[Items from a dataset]
◆ ◆ ◆

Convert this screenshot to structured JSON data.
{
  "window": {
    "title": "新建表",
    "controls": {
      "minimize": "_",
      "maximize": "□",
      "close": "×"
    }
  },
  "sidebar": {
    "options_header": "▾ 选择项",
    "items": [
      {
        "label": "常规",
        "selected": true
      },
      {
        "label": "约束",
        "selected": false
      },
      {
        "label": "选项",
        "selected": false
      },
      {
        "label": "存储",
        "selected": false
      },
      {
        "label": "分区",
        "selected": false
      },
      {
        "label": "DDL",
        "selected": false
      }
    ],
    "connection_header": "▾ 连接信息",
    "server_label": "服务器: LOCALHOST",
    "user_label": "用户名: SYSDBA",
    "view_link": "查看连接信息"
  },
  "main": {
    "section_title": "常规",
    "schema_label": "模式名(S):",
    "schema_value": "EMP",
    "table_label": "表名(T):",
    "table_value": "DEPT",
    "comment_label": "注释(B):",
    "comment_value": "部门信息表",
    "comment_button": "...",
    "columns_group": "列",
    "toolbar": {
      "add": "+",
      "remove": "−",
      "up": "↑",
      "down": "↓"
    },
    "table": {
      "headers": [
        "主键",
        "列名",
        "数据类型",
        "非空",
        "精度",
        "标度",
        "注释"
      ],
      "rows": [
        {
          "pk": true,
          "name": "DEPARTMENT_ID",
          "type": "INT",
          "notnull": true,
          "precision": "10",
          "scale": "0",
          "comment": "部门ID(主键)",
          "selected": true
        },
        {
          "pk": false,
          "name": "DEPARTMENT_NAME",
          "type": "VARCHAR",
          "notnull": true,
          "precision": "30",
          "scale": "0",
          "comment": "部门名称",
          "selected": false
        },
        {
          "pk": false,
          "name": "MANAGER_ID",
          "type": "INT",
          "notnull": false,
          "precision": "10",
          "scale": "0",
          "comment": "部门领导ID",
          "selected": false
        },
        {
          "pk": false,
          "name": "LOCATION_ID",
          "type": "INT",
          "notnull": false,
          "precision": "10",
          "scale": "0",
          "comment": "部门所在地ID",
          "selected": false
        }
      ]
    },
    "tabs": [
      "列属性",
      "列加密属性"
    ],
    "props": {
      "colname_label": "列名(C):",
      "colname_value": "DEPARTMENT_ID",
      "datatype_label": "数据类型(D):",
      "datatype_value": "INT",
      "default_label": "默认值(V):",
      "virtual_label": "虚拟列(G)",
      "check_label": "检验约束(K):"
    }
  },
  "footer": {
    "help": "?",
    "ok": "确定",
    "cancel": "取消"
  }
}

◆ ◆ ◆

Word for word, quote all of the data above.

§ **Response to the task**
Convert this screenshot to structured JSON data.
{
  "window": {
    "title": "新建表",
    "controls": {
      "minimize": "_",
      "maximize": "□",
      "close": "×"
    }
  },
  "sidebar": {
    "options_header": "▾ 选择项",
    "items": [
      {
        "label": "常规",
        "selected": true
      },
      {
        "label": "约束",
        "selected": false
      },
      {
        "label": "选项",
        "selected": false
      },
      {
        "label": "存储",
        "selected": false
      },
      {
        "label": "分区",
        "selected": false
      },
      {
        "label": "DDL",
        "selected": false
      }
    ],
    "connection_header": "▾ 连接信息",
    "server_label": "服务器: LOCALHOST",
    "user_label": "用户名: SYSDBA",
    "view_link": "查看连接信息"
  },
  "main": {
    "section_title": "常规",
    "schema_label": "模式名(S):",
    "schema_value": "EMP",
    "table_label": "表名(T):",
    "table_value": "DEPT",
    "comment_label": "注释(B):",
    "comment_value": "部门信息表",
    "comment_button": "...",
    "columns_group": "列",
    "toolbar": {
      "add": "+",
      "remove": "−",
      "up": "↑",
      "down": "↓"
    },
    "table": {
      "headers": [
        "主键",
        "列名",
        "数据类型",
        "非空",
        "精度",
        "标度",
        "注释"
      ],
      "rows": [
        {
          "pk": true,
          "name": "DEPARTMENT_ID",
          "type": "INT",
          "notnull": true,
          "precision": "10",
          "scale": "0",
          "comment": "部门ID(主键)",
          "selected": true
        },
        {
          "pk": false,
          "name": "DEPARTMENT_NAME",
          "type": "VARCHAR",
          "notnull": true,
          "precision": "30",
          "scale": "0",
          "comment": "部门名称",
          "selected": false
        },
        {
          "pk": false,
          "name": "MANAGER_ID",
          "type": "INT",
          "notnull": false,
          "precision": "10",
          "scale": "0",
          "comment": "部门领导ID",
          "selected": false
        },
        {
          "pk": false,
          "name": "LOCATION_ID",
          "type": "INT",
          "notnull": false,
          "precision": "10",
          "scale": "0",
          "comment": "部门所在地ID",
          "selected": false
        }
      ]
    },
    "tabs": [
      "列属性",
      "列加密属性"
    ],
    "props": {
      "colname_label": "列名(C):",
      "colname_value": "DEPARTMENT_ID",
      "datatype_label": "数据类型(D):",
      "datatype_value": "INT",
      "default_label": "默认值(V):",
      "virtual_label": "虚拟列(G)",
      "check_label": "检验约束(K):"
    }
  },
  "footer": {
    "help": "?",
    "ok": "确定",
    "cancel": "取消"
  }
}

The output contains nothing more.